Problem requirements: Tell me how many lines in the entries below contain the word "dnaK"; reply with the number and nothing else.

Data provided:
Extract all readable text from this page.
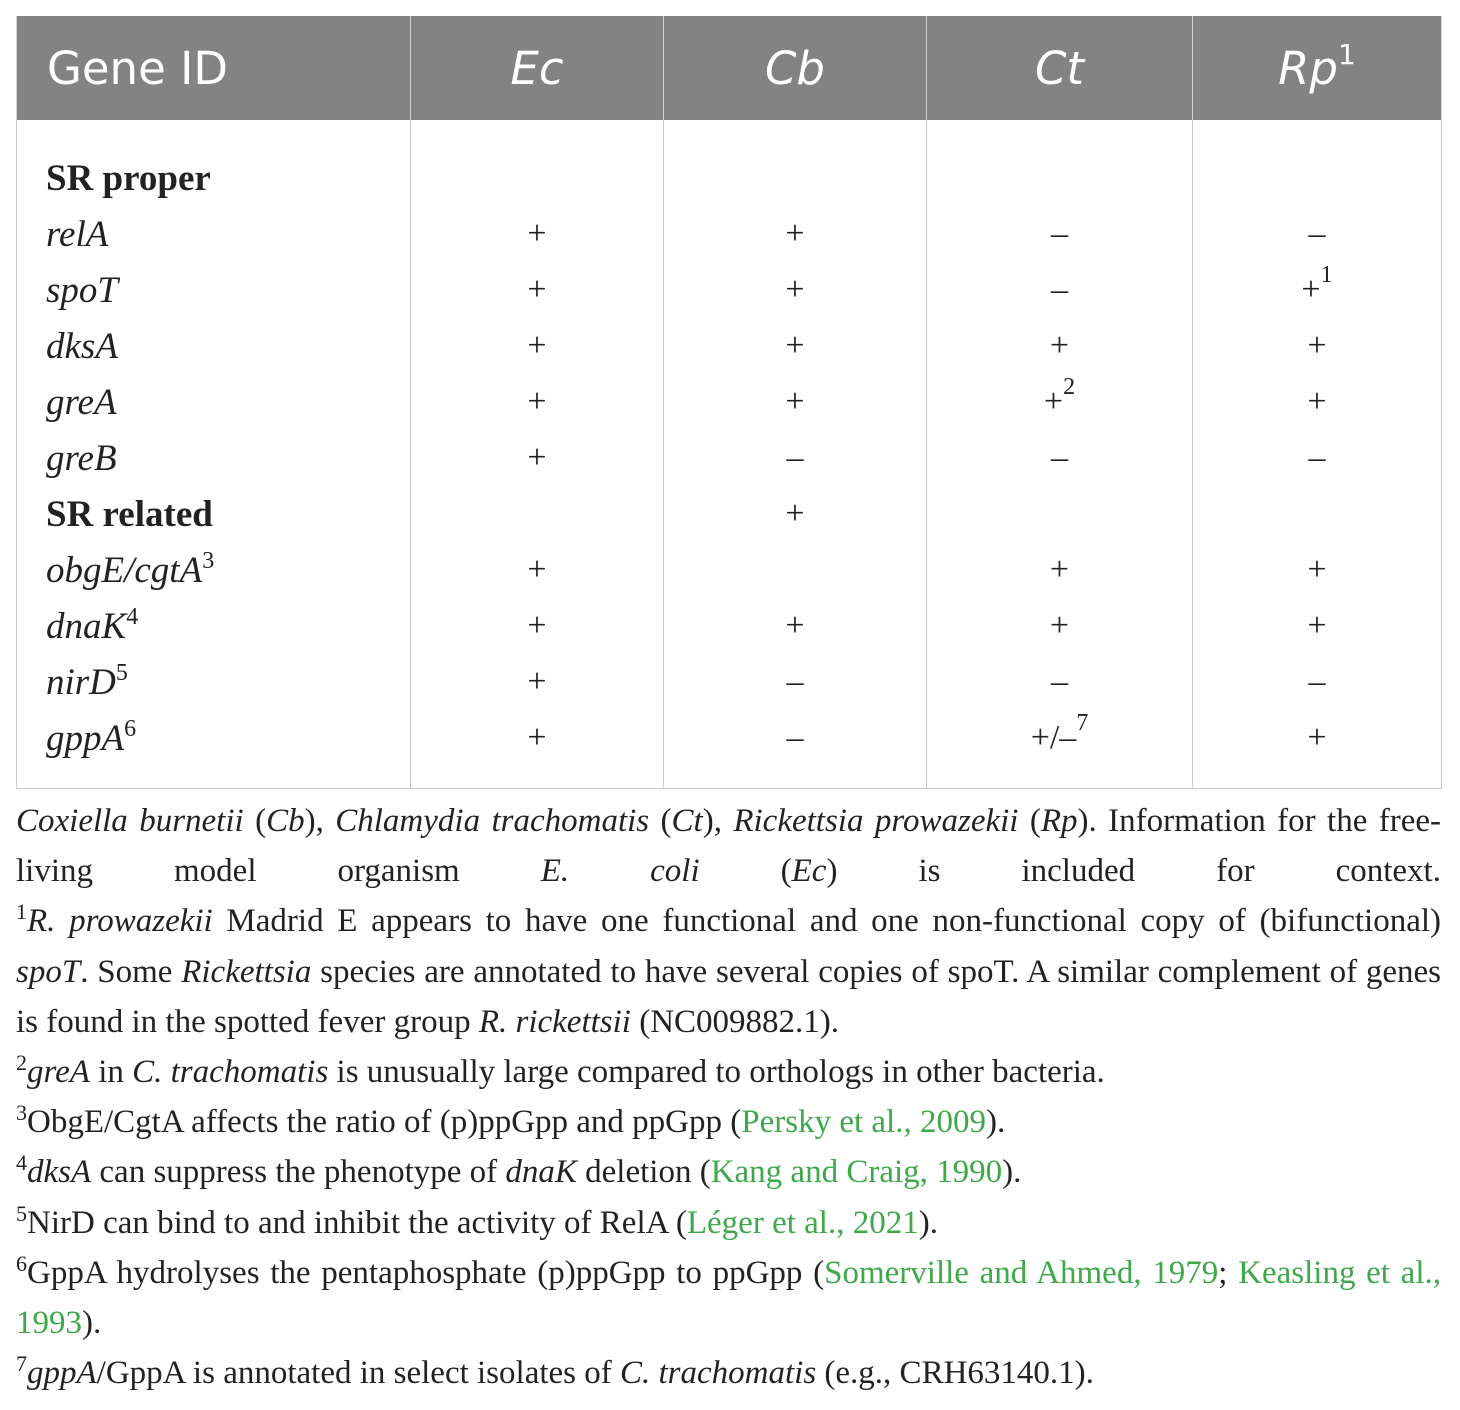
Gene ID	Ec	Cb	Ct	Rp$^1$

SR proper				
relA	+	+	–	–
spoT	+	+	–	+$^1$
dksA	+	+	+	+
greA	+	+	+$^2$	+
greB	+	–	–	–
SR related		+		
obgE/cgtA$^3$	+		+	+
dnaK$^4$	+	+	+	+
nirD$^5$	+	–	–	–
gppA$^6$	+	–	+/–$^7$	+

Coxiella burnetii (Cb), Chlamydia trachomatis (Ct), Rickettsia prowazekii (Rp). Information for the free-living model organism E. coli (Ec) is included for context.

$^1$R. prowazekii Madrid E appears to have one functional and one non-functional copy of (bifunctional) spoT. Some Rickettsia species are annotated to have several copies of spoT. A similar complement of genes is found in the spotted fever group R. rickettsii (NC009882.1).

$^2$greA in C. trachomatis is unusually large compared to orthologs in other bacteria.

$^3$ObgE/CgtA affects the ratio of (p)ppGpp and ppGpp (Persky et al., 2009).

$^4$dksA can suppress the phenotype of dnaK deletion (Kang and Craig, 1990).

$^5$NirD can bind to and inhibit the activity of RelA (Léger et al., 2021).

$^6$GppA hydrolyses the pentaphosphate (p)ppGpp to ppGpp (Somerville and Ahmed, 1979; Keasling et al., 1993).

$^7$gppA/GppA is annotated in select isolates of C. trachomatis (e.g., CRH63140.1).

Answer to this exercise: 2